Aim: Tally the lines containing "caption" and report the number alone.

________________

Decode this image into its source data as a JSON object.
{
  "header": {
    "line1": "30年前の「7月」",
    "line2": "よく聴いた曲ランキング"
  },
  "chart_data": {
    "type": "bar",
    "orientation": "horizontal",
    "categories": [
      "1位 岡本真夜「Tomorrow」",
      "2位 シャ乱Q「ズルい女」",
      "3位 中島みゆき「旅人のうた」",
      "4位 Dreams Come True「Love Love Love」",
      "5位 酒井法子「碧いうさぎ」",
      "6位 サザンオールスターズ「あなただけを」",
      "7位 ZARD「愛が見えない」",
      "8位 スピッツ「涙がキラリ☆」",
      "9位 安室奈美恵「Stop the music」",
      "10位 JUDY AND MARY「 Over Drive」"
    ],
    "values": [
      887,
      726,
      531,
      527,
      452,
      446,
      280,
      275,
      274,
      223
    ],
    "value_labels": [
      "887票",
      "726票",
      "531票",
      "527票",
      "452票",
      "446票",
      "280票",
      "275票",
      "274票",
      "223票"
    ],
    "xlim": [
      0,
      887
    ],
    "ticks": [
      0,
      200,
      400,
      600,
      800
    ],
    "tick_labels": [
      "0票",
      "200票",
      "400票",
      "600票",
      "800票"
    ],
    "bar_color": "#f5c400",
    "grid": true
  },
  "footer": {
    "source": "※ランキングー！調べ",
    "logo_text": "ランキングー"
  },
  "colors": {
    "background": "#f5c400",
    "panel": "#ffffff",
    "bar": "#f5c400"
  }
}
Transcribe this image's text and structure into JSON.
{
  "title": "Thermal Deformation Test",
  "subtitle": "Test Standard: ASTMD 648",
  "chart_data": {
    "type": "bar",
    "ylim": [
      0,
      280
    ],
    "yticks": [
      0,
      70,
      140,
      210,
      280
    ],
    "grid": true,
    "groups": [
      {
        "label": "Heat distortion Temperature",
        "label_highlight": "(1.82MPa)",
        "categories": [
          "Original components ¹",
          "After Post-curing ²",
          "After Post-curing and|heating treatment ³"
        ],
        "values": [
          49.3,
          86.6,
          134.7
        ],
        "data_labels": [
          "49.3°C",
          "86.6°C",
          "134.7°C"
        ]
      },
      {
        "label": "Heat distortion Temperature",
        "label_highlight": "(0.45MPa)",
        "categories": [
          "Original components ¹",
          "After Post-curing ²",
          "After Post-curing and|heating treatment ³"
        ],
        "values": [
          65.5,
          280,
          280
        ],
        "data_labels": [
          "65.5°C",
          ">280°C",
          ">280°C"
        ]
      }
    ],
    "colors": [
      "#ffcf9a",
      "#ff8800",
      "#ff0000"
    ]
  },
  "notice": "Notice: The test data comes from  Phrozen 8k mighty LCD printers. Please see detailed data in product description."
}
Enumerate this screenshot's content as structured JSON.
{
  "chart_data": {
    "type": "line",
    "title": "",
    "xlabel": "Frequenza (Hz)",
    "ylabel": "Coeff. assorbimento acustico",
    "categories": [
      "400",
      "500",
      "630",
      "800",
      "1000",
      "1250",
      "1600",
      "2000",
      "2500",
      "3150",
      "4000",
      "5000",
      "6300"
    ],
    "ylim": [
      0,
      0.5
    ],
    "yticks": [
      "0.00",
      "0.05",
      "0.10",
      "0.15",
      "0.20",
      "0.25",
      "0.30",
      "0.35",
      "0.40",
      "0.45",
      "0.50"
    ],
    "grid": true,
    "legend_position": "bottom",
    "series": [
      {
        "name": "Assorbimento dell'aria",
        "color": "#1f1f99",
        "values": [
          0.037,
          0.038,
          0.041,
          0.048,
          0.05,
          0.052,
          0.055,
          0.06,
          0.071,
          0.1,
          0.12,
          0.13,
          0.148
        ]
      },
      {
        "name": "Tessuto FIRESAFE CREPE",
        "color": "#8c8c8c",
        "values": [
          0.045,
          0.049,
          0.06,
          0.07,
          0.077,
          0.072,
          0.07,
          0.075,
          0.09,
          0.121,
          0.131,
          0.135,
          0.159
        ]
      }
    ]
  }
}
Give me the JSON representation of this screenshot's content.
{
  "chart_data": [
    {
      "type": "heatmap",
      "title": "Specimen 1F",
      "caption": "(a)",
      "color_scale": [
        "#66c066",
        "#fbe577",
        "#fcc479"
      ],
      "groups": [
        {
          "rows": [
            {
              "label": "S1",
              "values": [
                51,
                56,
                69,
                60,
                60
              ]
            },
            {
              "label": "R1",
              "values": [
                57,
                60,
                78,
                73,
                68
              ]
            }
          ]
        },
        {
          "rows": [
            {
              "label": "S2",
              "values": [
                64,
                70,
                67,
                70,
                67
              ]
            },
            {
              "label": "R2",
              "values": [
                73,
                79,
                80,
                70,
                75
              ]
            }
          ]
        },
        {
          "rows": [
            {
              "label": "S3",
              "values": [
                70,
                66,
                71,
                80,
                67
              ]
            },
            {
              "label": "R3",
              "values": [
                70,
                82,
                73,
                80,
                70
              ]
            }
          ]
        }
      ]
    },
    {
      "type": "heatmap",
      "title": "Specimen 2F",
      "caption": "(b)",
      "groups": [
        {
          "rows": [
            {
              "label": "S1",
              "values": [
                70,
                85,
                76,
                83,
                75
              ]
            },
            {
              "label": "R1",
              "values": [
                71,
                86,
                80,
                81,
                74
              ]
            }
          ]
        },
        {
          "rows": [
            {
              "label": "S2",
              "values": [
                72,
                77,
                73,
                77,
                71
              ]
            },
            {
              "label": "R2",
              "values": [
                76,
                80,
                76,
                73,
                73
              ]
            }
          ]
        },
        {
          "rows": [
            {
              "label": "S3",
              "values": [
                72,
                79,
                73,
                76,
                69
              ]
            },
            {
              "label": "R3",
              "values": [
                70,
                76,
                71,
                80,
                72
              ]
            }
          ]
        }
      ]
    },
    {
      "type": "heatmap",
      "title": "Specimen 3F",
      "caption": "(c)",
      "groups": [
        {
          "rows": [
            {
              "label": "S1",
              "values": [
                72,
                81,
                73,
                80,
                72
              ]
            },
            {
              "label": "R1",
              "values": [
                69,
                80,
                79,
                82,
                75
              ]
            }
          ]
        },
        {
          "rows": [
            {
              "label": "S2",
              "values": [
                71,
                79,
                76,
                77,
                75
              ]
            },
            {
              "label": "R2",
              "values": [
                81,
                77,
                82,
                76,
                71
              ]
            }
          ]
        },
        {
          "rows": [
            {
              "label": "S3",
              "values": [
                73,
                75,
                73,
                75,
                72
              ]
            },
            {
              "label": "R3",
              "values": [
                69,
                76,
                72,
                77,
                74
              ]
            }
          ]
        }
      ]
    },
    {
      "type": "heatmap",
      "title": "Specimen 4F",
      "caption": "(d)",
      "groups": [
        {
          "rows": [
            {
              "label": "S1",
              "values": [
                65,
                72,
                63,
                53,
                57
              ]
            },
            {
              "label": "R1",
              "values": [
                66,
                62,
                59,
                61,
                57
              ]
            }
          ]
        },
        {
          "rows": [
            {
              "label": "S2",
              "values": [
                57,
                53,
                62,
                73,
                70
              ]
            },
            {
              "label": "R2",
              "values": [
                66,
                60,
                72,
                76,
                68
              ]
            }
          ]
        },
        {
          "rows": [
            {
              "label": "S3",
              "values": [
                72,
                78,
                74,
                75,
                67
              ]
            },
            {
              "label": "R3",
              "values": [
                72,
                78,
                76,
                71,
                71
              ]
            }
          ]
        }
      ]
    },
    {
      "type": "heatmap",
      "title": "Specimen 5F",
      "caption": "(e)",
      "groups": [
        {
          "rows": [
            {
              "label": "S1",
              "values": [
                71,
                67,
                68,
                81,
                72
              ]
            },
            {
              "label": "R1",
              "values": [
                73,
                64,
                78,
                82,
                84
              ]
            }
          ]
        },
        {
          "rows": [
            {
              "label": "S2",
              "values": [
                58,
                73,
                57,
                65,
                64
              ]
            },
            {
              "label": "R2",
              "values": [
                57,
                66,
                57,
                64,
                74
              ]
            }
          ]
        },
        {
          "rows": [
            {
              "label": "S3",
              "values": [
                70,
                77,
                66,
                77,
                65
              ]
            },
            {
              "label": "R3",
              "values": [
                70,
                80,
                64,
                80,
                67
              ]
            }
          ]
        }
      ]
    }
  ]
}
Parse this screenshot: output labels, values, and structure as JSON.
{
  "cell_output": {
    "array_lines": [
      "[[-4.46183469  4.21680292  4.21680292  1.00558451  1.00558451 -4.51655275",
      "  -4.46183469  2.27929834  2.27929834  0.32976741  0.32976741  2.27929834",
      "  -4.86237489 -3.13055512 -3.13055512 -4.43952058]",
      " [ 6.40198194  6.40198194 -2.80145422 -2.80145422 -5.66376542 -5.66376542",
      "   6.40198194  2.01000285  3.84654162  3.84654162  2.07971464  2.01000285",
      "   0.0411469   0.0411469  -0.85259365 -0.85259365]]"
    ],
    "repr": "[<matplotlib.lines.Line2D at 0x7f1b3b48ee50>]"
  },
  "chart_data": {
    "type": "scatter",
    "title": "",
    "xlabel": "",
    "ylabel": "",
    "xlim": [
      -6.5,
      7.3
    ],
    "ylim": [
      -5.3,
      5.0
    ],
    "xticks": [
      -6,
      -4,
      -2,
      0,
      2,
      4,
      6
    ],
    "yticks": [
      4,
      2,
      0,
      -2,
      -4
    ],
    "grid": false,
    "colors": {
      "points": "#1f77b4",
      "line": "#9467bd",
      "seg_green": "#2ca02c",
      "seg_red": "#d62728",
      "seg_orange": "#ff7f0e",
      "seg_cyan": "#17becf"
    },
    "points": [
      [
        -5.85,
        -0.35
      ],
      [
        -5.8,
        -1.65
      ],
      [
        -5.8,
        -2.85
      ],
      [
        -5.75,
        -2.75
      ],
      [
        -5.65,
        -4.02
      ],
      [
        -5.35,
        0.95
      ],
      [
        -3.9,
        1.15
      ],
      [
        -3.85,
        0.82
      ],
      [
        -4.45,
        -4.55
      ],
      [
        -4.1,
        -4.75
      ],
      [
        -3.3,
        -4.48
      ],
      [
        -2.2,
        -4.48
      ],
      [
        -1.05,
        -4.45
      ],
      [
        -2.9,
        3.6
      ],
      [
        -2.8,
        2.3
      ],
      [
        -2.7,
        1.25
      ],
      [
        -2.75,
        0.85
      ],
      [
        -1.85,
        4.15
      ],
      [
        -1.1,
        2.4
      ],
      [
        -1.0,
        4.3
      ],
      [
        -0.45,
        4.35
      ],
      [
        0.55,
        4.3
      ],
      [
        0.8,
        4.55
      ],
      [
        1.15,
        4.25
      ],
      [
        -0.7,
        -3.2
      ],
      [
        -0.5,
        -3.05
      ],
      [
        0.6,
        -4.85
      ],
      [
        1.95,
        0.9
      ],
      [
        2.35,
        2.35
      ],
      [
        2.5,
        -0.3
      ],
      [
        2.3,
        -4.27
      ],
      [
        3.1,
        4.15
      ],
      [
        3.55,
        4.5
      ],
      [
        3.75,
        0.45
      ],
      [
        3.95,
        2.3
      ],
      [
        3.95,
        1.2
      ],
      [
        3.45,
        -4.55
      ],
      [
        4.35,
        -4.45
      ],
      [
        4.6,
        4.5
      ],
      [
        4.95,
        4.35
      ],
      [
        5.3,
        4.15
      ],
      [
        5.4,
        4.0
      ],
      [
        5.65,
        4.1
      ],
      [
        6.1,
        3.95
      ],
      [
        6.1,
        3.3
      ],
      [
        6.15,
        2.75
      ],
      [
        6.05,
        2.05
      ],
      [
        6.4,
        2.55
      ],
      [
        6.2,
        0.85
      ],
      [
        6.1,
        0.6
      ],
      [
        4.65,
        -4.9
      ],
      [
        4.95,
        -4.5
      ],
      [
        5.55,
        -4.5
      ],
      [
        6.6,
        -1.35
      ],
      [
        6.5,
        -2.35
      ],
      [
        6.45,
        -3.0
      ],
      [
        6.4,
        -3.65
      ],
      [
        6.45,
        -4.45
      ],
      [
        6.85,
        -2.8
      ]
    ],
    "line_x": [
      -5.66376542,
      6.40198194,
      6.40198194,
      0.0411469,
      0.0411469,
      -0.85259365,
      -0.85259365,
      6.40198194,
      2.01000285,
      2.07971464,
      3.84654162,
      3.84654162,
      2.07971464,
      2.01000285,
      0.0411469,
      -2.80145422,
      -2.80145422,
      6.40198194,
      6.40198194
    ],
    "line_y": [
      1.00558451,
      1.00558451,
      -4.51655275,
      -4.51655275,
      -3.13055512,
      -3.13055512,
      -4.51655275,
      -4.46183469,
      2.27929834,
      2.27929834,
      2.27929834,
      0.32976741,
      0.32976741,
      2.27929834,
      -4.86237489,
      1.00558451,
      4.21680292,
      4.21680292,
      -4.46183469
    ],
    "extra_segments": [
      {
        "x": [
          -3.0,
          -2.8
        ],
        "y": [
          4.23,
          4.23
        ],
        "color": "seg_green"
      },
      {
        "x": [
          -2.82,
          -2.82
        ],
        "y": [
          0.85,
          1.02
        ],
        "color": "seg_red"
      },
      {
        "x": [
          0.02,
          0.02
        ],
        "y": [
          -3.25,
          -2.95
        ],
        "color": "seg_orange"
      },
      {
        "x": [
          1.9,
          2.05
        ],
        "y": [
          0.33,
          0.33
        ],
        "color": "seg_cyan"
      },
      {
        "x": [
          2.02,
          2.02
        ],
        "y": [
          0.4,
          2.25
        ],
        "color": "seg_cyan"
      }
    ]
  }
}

________________

Solution to this exercise: 5